>> start EXTRACTED DATA
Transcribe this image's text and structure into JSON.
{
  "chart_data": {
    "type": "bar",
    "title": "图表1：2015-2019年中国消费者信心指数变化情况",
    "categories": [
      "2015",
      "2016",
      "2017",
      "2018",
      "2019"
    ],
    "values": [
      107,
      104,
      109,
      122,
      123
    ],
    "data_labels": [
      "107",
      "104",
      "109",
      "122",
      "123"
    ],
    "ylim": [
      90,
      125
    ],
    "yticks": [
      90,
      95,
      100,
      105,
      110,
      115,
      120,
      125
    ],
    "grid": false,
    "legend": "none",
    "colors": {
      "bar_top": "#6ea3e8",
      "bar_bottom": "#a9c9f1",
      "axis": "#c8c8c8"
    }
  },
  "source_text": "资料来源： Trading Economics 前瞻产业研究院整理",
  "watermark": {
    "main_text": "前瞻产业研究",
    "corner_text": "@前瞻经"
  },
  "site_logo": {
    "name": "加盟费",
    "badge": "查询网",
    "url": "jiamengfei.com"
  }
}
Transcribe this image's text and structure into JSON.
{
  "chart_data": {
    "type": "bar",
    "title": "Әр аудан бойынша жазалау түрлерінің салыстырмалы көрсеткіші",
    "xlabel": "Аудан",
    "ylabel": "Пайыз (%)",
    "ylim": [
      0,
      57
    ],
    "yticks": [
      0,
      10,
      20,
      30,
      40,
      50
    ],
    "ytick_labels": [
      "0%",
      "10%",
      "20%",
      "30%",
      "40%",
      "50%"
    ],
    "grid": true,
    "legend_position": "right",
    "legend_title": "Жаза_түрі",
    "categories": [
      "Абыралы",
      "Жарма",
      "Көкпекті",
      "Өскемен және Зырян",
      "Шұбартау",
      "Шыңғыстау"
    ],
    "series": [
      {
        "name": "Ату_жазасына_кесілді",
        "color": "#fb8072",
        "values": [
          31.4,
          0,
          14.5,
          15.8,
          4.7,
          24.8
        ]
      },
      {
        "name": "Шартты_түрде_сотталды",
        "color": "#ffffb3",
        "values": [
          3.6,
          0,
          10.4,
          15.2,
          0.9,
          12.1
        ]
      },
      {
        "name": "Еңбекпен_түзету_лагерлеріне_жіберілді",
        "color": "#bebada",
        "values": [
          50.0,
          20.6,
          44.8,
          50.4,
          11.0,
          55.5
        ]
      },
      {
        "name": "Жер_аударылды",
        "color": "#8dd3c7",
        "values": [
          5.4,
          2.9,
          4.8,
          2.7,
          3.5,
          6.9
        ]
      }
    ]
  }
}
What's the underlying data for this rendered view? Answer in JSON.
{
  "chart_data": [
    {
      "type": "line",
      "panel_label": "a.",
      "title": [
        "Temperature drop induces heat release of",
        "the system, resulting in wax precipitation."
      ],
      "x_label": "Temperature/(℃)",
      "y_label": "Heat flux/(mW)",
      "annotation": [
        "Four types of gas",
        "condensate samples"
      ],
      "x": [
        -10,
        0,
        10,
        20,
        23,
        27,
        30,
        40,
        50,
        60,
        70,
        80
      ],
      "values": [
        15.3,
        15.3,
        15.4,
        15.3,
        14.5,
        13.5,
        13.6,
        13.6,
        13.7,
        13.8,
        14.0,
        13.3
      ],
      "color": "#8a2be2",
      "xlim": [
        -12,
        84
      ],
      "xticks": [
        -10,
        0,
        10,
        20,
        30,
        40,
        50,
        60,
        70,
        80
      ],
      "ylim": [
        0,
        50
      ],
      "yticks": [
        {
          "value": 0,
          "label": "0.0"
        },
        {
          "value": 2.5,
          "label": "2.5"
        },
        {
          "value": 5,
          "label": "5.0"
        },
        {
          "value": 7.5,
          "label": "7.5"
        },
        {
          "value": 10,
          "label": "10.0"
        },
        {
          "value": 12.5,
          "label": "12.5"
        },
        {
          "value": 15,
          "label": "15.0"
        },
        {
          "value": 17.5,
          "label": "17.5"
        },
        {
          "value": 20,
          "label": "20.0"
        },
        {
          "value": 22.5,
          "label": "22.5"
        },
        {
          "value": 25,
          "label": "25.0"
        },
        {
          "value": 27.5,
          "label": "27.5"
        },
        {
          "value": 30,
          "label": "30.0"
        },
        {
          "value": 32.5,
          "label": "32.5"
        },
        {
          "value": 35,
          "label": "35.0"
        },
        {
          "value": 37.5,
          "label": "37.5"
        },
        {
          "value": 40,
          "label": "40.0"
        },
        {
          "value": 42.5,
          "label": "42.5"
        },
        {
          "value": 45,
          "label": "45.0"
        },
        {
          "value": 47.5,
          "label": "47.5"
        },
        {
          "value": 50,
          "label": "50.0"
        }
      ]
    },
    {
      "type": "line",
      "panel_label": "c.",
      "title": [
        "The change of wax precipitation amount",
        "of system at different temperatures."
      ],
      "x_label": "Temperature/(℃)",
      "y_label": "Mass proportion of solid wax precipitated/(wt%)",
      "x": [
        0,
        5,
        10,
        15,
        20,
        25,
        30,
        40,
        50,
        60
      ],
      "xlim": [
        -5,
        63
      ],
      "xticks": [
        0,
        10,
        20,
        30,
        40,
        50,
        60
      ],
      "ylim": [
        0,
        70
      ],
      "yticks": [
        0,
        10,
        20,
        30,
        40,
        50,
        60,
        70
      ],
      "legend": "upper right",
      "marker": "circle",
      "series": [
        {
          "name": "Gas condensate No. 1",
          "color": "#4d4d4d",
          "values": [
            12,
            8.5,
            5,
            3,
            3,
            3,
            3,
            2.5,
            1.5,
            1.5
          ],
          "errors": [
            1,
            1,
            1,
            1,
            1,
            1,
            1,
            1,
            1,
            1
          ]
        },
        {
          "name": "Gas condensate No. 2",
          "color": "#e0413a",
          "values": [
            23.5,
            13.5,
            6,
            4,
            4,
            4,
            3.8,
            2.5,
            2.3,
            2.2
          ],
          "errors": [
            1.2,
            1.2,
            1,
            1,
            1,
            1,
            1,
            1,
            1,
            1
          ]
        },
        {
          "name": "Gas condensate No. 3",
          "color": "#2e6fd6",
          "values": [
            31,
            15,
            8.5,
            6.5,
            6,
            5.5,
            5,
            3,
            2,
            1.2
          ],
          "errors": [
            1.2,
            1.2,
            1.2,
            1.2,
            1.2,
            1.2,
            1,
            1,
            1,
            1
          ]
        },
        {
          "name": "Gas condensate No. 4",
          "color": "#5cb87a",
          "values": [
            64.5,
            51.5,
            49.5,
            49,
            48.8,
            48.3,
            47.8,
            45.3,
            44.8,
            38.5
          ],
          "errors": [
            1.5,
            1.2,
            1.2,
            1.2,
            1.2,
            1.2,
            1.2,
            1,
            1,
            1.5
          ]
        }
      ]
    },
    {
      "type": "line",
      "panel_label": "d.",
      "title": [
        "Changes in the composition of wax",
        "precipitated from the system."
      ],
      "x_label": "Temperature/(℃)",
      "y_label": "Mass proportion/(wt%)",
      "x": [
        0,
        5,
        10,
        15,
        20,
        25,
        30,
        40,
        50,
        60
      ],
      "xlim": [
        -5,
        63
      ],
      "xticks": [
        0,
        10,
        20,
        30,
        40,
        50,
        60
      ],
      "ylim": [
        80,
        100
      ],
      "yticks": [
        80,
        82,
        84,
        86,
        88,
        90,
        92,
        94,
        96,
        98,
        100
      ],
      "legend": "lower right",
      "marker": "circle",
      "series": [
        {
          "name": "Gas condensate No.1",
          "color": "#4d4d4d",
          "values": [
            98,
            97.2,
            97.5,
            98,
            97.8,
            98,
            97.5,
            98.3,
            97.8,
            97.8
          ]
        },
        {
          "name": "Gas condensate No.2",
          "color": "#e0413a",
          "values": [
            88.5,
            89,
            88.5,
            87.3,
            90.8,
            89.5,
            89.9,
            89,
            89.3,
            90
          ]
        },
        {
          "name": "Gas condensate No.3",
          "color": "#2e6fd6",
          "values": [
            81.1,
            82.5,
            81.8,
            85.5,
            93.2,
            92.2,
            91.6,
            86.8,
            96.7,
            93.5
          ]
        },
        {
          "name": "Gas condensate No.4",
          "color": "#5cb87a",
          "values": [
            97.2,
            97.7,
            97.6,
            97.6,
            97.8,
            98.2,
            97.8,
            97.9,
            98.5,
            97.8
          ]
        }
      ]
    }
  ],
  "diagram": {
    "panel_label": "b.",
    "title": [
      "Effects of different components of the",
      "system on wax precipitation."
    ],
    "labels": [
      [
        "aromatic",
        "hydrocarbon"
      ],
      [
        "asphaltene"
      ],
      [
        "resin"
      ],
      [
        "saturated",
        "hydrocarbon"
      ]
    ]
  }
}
>> end EXTRACTED DATA
Reproduce each line holding the word "Mass".

      "y_label": "Mass proportion of solid wax precipitated/(wt%)",
      "y_label": "Mass proportion/(wt%)",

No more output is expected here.